• What the exercise asks:
Answer with the number of lines in the listing below that contain the word "credit", and nothing else.

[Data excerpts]
↓
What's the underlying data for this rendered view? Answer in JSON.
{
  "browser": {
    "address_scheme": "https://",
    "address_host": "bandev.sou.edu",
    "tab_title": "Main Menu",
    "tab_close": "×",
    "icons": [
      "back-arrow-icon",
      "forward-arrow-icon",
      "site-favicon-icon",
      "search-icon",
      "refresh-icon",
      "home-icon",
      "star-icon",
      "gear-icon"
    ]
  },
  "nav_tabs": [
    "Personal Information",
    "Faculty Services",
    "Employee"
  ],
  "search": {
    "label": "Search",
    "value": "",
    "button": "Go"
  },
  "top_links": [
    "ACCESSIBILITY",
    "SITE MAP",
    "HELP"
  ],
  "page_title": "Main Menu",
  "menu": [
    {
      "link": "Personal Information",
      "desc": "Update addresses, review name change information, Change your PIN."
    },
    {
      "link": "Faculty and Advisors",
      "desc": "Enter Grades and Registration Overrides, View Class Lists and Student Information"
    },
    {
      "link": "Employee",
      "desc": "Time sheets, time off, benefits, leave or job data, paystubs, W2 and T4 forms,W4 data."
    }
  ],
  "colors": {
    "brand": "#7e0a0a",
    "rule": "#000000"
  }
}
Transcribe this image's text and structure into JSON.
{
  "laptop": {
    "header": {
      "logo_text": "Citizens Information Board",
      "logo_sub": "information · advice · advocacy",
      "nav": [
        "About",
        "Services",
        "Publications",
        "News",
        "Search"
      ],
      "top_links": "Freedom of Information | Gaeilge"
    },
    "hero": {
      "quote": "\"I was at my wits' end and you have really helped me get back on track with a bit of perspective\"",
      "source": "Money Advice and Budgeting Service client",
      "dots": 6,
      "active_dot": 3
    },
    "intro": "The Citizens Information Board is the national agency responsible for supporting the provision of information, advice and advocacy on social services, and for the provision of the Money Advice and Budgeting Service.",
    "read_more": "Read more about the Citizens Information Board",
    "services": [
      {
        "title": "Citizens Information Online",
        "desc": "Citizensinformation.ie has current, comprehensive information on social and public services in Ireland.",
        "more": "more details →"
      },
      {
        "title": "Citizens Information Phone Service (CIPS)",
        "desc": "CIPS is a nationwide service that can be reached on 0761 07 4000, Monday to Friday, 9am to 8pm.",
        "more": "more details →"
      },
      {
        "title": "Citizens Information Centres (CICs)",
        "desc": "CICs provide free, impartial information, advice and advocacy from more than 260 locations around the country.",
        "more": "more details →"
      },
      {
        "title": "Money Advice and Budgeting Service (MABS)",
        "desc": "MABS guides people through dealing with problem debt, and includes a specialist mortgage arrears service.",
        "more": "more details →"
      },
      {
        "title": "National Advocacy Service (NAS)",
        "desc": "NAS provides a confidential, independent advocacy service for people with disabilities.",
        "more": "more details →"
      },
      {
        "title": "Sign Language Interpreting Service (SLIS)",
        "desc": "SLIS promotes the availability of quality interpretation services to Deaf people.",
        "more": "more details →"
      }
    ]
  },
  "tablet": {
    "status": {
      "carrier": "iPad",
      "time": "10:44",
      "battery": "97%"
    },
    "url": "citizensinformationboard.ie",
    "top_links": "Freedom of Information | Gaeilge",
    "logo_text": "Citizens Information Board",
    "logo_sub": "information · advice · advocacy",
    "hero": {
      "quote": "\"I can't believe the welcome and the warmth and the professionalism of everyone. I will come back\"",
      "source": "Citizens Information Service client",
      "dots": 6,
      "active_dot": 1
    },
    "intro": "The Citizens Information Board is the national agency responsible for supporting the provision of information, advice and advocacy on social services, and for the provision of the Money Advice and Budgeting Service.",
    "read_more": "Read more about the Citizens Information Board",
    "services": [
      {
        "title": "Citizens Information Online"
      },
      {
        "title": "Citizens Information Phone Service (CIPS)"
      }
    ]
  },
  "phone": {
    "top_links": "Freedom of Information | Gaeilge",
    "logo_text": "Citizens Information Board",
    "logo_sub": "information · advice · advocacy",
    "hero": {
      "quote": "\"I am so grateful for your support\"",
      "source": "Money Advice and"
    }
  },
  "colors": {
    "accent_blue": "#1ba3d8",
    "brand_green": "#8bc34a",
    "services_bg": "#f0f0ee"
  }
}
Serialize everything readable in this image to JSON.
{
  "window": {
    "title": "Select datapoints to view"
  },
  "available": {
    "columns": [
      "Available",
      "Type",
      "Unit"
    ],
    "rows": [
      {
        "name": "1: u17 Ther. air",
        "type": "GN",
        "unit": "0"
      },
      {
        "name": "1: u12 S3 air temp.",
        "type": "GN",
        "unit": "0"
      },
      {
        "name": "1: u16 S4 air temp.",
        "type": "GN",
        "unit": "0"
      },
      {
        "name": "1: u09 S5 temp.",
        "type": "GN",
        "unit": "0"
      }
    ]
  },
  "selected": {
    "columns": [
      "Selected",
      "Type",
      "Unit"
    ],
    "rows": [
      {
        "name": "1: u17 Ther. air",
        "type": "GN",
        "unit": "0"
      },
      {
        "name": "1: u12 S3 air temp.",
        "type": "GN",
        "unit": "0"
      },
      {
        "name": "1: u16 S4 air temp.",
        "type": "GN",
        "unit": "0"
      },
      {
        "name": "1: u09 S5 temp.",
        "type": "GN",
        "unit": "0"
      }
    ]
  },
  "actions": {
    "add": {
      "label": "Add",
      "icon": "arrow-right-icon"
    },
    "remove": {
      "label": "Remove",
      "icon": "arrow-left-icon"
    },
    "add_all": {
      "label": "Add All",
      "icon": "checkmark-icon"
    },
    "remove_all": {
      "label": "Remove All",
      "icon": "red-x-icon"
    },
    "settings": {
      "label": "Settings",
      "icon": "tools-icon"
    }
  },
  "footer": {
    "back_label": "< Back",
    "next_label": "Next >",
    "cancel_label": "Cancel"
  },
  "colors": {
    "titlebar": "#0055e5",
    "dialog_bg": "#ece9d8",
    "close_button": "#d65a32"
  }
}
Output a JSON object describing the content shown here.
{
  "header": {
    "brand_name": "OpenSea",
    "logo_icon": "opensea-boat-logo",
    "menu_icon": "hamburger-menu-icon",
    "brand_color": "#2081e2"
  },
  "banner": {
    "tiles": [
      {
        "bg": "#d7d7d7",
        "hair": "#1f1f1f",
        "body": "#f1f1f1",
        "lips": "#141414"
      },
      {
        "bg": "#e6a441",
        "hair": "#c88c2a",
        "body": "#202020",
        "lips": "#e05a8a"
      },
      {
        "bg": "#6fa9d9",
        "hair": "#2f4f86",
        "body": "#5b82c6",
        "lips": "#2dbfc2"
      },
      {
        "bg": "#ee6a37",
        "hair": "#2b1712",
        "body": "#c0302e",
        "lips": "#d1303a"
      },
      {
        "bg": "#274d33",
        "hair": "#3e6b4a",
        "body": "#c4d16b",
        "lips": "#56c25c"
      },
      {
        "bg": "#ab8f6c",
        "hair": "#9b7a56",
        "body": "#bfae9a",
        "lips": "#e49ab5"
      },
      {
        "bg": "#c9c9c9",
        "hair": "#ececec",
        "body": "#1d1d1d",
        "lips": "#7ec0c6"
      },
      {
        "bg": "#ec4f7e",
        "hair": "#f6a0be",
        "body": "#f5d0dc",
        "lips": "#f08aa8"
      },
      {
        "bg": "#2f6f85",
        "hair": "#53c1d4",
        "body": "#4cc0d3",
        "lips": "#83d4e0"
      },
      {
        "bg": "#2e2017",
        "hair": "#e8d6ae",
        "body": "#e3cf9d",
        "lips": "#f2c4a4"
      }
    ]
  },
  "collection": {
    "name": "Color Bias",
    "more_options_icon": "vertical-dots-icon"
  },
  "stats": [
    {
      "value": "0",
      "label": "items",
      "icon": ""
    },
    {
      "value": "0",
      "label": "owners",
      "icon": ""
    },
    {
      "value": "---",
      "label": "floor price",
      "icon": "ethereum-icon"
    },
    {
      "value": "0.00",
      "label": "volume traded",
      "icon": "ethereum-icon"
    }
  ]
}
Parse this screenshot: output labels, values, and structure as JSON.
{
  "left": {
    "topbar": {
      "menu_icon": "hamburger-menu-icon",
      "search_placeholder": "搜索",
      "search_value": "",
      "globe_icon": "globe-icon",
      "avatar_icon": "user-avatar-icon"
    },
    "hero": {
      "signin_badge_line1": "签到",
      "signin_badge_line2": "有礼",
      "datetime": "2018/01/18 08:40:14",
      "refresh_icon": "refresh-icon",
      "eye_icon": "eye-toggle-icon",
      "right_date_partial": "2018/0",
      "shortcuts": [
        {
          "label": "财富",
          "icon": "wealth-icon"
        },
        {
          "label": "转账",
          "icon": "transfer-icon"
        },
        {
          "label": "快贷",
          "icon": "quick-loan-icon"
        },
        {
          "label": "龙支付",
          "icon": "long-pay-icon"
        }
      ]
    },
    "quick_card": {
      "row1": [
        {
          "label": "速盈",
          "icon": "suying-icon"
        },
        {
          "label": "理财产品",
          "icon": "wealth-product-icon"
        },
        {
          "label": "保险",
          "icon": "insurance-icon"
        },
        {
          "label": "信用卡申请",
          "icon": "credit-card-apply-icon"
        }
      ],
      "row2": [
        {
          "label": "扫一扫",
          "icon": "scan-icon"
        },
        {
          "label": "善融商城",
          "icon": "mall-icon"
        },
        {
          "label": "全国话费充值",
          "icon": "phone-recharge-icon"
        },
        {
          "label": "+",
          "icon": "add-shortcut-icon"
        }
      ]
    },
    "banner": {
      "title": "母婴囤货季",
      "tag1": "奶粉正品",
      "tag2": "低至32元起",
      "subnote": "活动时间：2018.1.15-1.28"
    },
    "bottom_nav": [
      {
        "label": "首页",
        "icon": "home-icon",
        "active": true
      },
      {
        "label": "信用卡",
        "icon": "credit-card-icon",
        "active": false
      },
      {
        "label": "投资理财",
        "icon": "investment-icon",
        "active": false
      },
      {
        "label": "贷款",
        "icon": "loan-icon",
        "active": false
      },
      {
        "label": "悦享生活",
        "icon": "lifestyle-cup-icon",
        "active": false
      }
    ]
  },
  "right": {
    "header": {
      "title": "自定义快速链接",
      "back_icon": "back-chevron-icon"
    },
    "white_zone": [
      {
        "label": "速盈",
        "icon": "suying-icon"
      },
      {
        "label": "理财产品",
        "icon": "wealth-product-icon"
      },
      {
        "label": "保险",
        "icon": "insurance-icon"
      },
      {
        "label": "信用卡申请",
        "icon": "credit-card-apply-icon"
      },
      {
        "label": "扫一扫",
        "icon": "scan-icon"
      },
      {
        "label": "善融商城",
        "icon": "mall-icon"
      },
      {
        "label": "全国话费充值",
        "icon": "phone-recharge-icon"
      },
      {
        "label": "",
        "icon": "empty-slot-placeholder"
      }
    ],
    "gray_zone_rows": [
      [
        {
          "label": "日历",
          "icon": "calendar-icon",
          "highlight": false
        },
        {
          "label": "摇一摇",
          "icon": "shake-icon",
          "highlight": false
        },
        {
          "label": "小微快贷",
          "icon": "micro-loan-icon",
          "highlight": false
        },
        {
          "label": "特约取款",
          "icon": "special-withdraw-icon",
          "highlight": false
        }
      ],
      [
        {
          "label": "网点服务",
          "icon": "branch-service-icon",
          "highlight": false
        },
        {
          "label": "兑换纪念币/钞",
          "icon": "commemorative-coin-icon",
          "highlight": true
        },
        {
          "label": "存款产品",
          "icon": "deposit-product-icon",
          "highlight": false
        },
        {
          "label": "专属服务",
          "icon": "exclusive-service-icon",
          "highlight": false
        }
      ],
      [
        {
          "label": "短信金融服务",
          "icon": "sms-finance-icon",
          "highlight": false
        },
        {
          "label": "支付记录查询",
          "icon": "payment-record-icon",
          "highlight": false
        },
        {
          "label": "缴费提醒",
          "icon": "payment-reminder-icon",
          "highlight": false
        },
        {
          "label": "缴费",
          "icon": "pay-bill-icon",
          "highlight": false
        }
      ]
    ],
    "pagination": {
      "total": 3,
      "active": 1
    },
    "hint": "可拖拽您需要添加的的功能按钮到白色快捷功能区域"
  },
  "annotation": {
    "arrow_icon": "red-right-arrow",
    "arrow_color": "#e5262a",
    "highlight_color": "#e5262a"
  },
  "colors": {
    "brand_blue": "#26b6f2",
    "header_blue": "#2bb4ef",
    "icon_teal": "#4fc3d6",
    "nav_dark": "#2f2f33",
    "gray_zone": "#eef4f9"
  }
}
↑
• Expected answer:
3